▸ What is required
Scan the material for the word "structured", and copy each line where it shows up.

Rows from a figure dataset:
※ ※ ※
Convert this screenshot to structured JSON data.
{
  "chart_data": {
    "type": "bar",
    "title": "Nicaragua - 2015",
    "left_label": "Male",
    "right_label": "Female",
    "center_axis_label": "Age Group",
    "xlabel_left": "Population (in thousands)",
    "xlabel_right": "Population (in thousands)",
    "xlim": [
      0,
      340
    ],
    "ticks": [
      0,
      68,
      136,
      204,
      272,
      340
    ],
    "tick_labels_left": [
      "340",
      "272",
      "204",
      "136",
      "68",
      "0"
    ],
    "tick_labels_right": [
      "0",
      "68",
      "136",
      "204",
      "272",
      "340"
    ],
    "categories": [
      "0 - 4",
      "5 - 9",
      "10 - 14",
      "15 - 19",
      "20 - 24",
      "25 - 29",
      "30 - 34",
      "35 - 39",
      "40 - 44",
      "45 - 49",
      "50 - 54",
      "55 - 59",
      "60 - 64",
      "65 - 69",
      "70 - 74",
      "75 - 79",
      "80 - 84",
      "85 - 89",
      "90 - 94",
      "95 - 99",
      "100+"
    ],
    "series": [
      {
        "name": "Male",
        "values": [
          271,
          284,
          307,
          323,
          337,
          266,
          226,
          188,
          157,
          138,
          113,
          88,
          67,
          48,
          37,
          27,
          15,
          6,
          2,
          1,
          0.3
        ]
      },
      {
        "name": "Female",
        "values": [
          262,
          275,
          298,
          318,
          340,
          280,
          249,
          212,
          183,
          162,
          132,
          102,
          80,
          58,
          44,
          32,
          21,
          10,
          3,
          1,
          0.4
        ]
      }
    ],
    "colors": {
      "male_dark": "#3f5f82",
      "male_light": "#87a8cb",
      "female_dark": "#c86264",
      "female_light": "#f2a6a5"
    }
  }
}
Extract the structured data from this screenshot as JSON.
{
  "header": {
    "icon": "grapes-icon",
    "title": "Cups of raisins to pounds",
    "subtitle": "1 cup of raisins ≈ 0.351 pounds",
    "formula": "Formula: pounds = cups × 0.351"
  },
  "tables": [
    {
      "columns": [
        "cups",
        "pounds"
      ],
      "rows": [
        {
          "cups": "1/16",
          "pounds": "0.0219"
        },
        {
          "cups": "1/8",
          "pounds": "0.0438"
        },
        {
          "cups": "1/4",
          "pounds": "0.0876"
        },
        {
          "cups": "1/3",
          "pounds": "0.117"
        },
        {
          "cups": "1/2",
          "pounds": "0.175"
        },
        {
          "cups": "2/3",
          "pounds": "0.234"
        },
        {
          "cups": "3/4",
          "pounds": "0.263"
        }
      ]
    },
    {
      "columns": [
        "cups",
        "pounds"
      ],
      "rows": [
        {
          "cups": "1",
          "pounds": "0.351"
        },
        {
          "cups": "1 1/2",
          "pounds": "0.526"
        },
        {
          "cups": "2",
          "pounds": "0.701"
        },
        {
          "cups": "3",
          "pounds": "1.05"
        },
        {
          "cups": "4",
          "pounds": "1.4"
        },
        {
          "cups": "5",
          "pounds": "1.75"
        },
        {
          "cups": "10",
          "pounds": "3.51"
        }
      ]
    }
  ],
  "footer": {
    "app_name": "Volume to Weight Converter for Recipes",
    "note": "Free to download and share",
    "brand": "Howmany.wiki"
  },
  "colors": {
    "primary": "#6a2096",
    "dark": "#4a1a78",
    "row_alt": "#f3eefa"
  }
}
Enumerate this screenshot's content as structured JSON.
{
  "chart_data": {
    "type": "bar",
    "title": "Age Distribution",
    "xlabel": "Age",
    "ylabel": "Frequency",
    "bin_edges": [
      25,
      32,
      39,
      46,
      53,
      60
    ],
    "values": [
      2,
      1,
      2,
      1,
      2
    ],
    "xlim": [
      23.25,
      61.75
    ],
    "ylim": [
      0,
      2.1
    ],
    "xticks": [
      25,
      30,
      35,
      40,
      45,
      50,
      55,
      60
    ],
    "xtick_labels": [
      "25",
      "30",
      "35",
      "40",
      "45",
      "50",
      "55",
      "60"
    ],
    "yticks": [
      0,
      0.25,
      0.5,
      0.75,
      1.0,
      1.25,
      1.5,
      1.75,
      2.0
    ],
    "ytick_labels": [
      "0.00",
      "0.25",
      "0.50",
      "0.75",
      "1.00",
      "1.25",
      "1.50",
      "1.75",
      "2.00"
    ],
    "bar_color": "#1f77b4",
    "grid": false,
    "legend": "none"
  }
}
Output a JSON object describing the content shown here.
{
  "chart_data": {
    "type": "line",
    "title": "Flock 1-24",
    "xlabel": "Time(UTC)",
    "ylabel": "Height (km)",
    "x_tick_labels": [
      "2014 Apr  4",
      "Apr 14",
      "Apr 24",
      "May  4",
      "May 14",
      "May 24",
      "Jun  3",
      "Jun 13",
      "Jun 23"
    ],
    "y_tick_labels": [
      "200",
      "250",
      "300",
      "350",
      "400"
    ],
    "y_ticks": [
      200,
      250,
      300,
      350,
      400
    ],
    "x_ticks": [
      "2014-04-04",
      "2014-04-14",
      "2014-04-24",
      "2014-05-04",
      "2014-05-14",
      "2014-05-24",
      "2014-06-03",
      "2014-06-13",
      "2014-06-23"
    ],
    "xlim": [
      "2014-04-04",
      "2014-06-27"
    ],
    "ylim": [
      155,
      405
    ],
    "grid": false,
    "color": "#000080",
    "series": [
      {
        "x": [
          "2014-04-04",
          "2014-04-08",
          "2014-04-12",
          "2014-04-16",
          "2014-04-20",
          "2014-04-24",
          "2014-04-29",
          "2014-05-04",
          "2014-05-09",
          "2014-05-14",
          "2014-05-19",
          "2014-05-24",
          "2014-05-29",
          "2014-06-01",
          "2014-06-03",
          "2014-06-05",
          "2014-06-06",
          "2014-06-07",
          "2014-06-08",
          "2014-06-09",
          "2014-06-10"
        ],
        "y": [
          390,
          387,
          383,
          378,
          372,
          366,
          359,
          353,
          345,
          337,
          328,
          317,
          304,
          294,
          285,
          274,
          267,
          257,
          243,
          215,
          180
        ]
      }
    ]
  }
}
※ ※ ※
▸ Completed exercise
Convert this screenshot to structured JSON data.
Extract the structured data from this screenshot as JSON.
Enumerate this screenshot's content as structured JSON.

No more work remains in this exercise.